• **Exercise**
From the paper summary on One-vs-All training mismatches, reproduce word for word the stretch from "A metric to" through "divergences remain small.".

A metric quantifying training dataset differences in One-vs-All systems correlates strongly with overall accuracy after asynchronous updates.

A machine-rendered reading of the paper's core claim, the machinery that carries it, and where it could break.

One-vs-All models allow each class to have its own classifier that can be retrained on its own schedule. Asynchronous retraining creates mismatches in the data each model has seen. The paper defines a metric for these mismatches and tests its relation to system accuracy on natural language understanding tasks and a spoken language understanding system. The metric tracks accuracy changes more closely than the sheer number of classes or examples. This setup matters for large-scale systems that must incorporate new data frequently without full retraining.

Core claim

The paper shows that in One-vs-All classification, differences in the training datasets of the individual models caused by asynchronous updates can be measured by a proposed divergence metric, and this metric correlates strongly with the accuracy of the combined system in both natural language understanding and spoken language understanding experiments.

What carries the argument

A metric to quantify differences in training datasets across OVA models due to asynchronous updates.

If this is right

  • The proposed dataset divergence metric is the dominant factor affecting OVA system accuracy compared to number of classes or data points.
  • Accuracy impact can be estimated from the level of asynchrony in training.
  • Increased asynchrony in SLU systems reduces accuracy in line with the metric.
  • Independent updates to OVA models are viable when dataset divergences remain small.

• **Supplied material**
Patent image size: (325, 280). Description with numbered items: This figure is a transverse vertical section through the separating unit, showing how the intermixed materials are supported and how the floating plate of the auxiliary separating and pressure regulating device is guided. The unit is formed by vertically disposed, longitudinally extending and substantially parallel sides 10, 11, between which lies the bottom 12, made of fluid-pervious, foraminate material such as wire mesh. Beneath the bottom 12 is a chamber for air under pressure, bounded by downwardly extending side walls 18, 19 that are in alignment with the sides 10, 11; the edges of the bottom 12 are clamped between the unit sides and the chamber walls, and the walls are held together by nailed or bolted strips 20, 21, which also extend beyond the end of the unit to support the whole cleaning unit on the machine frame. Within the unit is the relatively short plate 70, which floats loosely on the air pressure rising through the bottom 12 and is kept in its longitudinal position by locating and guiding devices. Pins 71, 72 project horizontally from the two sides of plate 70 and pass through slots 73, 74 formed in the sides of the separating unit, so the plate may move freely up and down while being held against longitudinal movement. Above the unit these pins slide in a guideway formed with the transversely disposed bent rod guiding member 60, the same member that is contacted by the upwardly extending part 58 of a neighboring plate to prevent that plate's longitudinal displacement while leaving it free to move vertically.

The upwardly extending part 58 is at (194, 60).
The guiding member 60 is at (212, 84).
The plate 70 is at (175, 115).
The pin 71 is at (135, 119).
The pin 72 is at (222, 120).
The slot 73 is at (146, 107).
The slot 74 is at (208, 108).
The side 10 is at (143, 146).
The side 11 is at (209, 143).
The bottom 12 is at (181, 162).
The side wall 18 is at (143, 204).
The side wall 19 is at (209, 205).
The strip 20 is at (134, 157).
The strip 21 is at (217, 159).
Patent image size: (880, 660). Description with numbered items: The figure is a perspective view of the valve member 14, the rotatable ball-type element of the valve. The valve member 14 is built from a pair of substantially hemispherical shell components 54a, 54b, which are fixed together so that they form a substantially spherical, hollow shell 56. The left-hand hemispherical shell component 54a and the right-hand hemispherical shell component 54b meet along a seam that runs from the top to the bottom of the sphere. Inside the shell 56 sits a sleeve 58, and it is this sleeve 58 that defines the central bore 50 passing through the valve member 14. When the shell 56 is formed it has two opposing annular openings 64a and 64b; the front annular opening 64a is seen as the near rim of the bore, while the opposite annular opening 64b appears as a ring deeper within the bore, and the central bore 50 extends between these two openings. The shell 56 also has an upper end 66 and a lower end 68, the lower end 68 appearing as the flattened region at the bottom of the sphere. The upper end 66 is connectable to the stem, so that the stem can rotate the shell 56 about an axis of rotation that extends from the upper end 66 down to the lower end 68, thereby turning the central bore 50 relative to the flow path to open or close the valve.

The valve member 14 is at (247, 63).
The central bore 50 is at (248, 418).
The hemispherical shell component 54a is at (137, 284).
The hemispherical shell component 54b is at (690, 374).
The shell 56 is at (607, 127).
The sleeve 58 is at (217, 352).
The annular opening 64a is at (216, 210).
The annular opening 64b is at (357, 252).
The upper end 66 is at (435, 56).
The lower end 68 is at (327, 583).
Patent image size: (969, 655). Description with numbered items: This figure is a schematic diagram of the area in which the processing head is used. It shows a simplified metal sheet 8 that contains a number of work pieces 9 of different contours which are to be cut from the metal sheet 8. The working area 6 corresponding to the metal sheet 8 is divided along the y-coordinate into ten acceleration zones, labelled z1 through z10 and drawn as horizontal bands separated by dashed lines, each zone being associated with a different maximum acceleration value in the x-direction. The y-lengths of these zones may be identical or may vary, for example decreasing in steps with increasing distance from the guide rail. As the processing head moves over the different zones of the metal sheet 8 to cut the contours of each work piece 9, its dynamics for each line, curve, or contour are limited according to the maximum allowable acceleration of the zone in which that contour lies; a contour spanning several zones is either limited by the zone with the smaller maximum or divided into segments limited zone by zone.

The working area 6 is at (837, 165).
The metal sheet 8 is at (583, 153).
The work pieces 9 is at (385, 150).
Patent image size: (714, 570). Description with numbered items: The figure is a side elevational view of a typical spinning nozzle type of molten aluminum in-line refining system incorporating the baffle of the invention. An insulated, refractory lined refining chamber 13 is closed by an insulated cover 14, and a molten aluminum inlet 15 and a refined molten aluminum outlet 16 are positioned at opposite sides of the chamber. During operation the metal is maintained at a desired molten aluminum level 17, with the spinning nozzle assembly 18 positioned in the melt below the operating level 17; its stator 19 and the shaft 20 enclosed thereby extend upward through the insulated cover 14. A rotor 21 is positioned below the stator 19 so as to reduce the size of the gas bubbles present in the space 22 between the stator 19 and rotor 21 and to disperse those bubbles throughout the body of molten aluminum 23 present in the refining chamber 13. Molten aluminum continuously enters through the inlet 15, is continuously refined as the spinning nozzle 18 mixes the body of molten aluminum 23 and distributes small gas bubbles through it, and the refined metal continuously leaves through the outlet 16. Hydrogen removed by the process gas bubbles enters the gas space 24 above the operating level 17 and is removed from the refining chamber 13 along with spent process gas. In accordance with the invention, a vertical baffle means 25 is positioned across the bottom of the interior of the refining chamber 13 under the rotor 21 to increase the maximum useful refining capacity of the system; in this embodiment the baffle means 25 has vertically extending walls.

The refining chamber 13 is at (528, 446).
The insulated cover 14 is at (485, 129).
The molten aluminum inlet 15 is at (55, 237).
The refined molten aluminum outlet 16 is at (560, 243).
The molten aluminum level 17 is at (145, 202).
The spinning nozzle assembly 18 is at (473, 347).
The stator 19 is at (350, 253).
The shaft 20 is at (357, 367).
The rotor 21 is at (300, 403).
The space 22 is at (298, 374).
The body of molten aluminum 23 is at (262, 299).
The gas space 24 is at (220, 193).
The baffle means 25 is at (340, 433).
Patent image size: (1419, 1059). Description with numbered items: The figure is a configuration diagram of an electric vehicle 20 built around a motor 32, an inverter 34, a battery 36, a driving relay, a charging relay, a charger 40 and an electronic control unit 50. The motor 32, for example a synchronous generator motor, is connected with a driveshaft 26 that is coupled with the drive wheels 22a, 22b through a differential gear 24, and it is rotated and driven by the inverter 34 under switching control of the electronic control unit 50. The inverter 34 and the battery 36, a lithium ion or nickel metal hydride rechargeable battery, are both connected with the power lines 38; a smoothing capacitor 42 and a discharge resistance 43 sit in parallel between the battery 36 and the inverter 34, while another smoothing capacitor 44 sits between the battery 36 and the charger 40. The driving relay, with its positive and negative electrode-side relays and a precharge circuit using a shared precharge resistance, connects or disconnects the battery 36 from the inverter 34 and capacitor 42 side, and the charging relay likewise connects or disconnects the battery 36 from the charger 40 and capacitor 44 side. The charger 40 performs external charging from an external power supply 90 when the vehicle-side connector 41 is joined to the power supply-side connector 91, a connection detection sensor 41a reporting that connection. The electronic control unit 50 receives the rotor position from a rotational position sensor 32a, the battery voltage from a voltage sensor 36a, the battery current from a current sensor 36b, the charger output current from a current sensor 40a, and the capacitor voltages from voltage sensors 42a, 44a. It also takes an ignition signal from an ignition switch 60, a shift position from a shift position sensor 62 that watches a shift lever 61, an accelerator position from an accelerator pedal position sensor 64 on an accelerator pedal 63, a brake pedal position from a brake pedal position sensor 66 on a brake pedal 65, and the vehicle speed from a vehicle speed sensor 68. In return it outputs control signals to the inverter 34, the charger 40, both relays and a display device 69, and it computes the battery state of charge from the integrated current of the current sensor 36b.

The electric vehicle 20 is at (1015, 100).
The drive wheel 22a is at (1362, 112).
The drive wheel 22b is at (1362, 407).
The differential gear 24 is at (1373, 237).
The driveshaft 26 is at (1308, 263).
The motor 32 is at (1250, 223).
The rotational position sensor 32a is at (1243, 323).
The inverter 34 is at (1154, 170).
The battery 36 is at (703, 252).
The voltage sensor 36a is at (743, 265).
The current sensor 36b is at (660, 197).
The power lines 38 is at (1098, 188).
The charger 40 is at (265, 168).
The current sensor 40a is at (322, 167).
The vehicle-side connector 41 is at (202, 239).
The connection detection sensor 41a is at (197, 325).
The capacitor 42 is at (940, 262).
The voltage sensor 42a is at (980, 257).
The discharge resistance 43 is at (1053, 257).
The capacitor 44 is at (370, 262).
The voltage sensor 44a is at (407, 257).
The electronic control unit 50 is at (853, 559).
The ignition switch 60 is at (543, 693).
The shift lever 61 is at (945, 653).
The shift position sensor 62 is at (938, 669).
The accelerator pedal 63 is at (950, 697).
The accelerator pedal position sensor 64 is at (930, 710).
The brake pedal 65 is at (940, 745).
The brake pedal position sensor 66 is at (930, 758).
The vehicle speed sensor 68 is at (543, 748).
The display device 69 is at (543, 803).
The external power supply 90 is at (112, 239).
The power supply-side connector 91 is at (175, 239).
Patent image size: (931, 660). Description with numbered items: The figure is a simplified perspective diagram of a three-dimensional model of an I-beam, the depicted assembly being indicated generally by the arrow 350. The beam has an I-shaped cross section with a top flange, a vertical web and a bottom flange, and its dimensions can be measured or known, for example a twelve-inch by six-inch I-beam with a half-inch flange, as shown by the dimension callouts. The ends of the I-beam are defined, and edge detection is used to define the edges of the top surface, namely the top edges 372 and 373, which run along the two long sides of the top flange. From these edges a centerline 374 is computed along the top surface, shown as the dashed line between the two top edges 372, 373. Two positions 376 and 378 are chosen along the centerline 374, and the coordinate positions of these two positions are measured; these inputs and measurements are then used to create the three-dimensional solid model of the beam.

• **Correct result**
A metric to quantify differences in training datasets across OVA models due to asynchronous updates.

If this is right

  • The proposed dataset divergence metric is the dominant factor affecting OVA system accuracy compared to number of classes or data points.
  • Accuracy impact can be estimated from the level of asynchrony in training.
  • Increased asynchrony in SLU systems reduces accuracy in line with the metric.
  • Independent updates to OVA models are viable when dataset divergences remain small.